*Task objective*
In the sudo upgrade thread below, quote word for word the passage starting at "So after this" and ending at "Alexander88207 (Feb 10, 2021)".

*Source document*
□ □ □ □ □
# Upgrade Sudo



## Cvezda (Feb 10, 2021)

Hi guys!
After news about CVE-2021-3156 I decided to upgrade my sudo from 1.8.20p2_2 to sudo 1.9.5p2. So i download new version sudo from sudo.ws. And install by:
./configure
make && sudo make install.
So after this steps sudo --version show 1.9.5p2, but pkg info show only old version sudo (1.8.20p2_2). I decide to uninstall old sudo: pkg delete sudo.
And after that step sudo is not working in the system. Error: shared object "libsudo_util.so.0" not found, required by "sudo". Sooo I reinstall new sudo:
./configure
make && sudo make install - but that doesn't help. So after uninstall old version sudo i don't have any working sudo in system XD 
I don't have backup of this machine and i can't reinstall this machine. Guys pls help me.
How to repair my sudo and how i need to upgrade sudo.
Thanx


----------



## Alexander88207 (Feb 10, 2021)

Please only build your programs from the ports, as simply installing them directly from the source cannot be or is hard to control or manage.
□ □ □ □ □
*Data extract*
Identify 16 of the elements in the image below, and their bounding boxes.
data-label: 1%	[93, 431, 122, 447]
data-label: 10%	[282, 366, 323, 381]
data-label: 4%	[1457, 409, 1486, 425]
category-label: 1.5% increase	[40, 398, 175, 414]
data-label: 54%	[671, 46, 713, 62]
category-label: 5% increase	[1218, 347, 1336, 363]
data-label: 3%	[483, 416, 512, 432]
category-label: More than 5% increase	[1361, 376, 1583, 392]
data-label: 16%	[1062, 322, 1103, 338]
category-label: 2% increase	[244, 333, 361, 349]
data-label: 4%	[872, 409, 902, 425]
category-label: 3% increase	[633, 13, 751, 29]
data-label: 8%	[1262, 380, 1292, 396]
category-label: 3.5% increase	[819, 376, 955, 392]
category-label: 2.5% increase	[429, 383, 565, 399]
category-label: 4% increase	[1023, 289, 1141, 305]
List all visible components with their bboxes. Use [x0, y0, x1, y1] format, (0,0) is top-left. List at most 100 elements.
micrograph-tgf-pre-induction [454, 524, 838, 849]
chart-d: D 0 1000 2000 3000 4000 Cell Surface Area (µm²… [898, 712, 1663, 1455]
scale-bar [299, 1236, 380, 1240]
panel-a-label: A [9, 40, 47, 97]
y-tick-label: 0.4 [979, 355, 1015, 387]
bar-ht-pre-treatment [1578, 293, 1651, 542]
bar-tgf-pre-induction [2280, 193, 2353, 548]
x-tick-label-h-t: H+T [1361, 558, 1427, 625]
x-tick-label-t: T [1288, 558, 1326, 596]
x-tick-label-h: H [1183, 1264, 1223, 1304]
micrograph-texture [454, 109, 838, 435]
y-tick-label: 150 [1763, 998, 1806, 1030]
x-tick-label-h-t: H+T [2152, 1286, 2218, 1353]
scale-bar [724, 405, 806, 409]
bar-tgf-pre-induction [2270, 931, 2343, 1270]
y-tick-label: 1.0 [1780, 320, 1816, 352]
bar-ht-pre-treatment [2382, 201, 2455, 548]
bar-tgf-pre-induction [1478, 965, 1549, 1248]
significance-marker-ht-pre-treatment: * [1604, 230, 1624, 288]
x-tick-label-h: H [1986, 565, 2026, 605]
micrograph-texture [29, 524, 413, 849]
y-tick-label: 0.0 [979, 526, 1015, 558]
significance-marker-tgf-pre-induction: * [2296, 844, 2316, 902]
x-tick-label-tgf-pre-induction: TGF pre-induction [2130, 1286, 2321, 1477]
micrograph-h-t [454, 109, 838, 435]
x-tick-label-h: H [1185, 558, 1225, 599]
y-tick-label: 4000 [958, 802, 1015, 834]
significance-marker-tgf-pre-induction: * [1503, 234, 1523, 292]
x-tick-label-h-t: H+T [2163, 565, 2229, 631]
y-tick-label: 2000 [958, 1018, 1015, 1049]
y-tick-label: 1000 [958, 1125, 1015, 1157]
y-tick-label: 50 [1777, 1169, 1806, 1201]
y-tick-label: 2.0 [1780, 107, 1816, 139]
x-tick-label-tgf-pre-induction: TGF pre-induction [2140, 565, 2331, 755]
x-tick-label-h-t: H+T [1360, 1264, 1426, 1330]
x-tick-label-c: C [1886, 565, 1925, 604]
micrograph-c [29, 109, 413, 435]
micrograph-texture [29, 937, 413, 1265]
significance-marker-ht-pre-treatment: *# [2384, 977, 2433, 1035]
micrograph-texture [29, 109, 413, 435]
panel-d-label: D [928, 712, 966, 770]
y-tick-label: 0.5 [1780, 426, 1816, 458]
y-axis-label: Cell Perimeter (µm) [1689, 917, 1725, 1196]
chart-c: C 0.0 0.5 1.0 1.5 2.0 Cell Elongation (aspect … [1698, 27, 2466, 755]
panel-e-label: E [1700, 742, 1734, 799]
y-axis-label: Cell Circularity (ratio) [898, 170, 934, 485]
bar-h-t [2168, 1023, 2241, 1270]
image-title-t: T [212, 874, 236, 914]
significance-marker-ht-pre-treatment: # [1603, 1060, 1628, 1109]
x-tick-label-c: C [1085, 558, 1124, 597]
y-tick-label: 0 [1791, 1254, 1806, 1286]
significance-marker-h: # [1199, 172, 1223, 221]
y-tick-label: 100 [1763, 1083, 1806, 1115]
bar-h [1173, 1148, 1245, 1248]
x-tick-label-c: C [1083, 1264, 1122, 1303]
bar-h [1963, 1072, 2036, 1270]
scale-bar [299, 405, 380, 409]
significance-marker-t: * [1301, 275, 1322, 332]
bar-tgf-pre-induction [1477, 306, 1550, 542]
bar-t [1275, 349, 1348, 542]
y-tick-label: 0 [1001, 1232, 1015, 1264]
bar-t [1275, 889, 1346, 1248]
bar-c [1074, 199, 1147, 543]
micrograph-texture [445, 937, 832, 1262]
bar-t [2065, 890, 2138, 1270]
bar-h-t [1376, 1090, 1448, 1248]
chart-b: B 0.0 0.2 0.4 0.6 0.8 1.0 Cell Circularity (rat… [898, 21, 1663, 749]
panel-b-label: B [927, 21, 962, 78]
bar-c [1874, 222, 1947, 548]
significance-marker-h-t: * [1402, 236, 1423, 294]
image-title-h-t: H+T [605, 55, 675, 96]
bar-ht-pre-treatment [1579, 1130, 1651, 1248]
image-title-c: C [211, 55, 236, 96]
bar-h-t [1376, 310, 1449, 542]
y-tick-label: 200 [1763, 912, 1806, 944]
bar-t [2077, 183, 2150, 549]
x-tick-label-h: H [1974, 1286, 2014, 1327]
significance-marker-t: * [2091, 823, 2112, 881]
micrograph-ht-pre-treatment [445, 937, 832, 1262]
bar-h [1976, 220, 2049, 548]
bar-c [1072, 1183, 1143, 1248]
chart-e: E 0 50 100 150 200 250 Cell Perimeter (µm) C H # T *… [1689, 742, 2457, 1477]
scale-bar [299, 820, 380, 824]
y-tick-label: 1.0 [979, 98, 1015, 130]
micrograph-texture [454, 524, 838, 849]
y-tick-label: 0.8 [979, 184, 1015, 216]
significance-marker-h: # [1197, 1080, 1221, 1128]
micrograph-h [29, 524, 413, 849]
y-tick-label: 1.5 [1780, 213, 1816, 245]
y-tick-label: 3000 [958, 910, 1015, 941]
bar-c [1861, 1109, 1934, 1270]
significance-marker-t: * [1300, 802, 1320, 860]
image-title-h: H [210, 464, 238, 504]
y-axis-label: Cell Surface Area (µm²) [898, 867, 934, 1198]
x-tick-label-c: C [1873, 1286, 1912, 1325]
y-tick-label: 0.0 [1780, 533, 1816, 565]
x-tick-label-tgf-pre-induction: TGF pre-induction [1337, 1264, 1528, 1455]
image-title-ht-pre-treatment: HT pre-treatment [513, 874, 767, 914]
□ □ □ □ □
*Reply to the task*
So after this steps sudo --version show 1.9.5p2, but pkg info show only old version sudo (1.8.20p2_2). I decide to uninstall old sudo: pkg delete sudo.
And after that step sudo is not working in the system. Error: shared object "libsudo_util.so.0" not found, required by "sudo". Sooo I reinstall new sudo:
./configure
make && sudo make install - but that doesn't help. So after uninstall old version sudo i don't have any working sudo in system XD 
I don't have backup of this machine and i can't reinstall this machine. Guys pls help me.
How to repair my sudo and how i need to upgrade sudo.
Thanx


----------



## Alexander88207 (Feb 10, 2021)